» **Task objective**: Identify each line containing the word "como" and copy it.

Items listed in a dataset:
■ ■ ■ ■ ■
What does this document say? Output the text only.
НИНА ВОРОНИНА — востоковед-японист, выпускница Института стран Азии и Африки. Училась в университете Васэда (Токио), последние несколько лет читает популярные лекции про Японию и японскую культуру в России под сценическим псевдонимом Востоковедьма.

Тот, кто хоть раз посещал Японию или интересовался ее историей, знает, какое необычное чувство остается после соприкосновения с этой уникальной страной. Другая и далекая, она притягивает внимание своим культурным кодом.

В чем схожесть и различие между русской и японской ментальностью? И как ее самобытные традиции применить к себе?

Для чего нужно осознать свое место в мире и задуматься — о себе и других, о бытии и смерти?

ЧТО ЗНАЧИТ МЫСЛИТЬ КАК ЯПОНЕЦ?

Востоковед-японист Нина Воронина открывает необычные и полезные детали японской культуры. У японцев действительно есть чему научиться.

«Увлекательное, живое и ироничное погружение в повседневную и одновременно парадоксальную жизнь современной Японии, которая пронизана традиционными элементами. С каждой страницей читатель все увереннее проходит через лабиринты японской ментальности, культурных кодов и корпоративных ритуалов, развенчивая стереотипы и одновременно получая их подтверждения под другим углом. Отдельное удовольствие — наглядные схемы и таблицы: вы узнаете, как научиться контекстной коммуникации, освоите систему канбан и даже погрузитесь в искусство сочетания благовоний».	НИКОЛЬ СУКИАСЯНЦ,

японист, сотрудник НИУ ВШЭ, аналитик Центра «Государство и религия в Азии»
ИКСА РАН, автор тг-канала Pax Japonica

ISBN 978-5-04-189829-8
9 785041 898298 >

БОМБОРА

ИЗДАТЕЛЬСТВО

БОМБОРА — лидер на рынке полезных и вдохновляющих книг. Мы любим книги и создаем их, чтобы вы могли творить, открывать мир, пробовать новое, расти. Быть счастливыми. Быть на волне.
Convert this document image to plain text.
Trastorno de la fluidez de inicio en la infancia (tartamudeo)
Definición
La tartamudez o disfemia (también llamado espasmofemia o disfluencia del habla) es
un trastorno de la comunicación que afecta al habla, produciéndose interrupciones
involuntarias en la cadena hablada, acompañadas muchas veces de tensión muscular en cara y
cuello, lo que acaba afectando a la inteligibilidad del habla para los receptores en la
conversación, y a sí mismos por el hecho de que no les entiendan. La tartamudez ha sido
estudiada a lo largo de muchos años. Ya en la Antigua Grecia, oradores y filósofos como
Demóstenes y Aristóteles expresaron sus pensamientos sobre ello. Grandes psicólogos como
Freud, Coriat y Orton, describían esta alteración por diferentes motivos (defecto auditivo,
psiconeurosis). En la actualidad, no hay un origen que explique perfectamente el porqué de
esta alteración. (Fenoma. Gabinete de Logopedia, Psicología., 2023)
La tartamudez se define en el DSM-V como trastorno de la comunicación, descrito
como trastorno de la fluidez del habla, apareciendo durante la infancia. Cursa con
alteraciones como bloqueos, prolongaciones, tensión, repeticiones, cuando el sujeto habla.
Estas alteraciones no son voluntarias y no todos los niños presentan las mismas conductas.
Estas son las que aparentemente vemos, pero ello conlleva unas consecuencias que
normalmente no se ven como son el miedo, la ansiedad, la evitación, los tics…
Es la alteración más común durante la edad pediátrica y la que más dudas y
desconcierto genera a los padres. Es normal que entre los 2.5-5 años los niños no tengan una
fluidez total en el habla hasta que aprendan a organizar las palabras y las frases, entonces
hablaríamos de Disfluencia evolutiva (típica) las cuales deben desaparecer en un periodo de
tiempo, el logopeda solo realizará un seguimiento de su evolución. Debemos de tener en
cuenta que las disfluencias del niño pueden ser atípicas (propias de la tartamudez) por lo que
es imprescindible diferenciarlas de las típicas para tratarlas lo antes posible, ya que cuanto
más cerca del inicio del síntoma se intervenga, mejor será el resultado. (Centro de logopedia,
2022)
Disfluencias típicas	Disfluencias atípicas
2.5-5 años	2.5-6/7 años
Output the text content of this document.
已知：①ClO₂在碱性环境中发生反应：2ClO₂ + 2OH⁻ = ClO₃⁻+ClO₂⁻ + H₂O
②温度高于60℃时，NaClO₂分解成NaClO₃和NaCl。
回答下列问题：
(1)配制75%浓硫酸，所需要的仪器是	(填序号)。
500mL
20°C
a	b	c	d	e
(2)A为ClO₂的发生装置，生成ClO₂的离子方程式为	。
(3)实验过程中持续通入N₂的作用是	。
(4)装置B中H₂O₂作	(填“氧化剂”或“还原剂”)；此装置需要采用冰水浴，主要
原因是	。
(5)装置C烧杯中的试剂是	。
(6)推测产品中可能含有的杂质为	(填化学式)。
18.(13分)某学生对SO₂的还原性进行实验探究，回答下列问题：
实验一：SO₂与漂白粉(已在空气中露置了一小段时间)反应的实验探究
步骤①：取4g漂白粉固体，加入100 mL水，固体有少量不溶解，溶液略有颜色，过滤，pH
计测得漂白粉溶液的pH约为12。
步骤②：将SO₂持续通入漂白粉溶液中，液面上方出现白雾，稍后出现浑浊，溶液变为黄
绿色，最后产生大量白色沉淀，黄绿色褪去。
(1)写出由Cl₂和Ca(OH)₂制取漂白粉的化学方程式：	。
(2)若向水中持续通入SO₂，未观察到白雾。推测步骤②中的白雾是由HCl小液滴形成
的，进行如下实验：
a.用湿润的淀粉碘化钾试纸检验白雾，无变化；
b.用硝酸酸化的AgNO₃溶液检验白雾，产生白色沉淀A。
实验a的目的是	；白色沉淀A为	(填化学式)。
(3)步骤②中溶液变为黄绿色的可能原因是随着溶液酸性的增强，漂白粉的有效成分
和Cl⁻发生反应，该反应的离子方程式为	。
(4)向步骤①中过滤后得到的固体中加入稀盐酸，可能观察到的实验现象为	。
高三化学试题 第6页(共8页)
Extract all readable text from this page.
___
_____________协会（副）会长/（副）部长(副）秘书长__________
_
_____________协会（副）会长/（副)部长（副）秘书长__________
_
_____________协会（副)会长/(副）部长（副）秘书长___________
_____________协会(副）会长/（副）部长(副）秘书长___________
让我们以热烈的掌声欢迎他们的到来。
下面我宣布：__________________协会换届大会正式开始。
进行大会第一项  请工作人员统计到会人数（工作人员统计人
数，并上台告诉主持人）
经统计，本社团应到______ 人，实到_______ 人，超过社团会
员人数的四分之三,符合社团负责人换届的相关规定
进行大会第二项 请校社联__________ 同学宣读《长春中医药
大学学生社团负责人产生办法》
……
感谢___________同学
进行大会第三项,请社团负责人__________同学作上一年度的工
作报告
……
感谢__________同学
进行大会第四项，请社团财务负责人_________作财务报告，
■ ■ ■ ■ ■
» **Solution for this problem**:
estudiada a lo largo de muchos años. Ya en la Antigua Grecia, oradores y filósofos como
Demóstenes y Aristóteles expresaron sus pensamientos sobre ello. Grandes psicólogos como
La tartamudez se define en el DSM-V como trastorno de la comunicación, descrito
como trastorno de la fluidez del habla, apareciendo durante la infancia. Cursa con
alteraciones como bloqueos, prolongaciones, tensión, repeticiones, cuando el sujeto habla.
normalmente no se ven como son el miedo, la ansiedad, la evitación, los tics…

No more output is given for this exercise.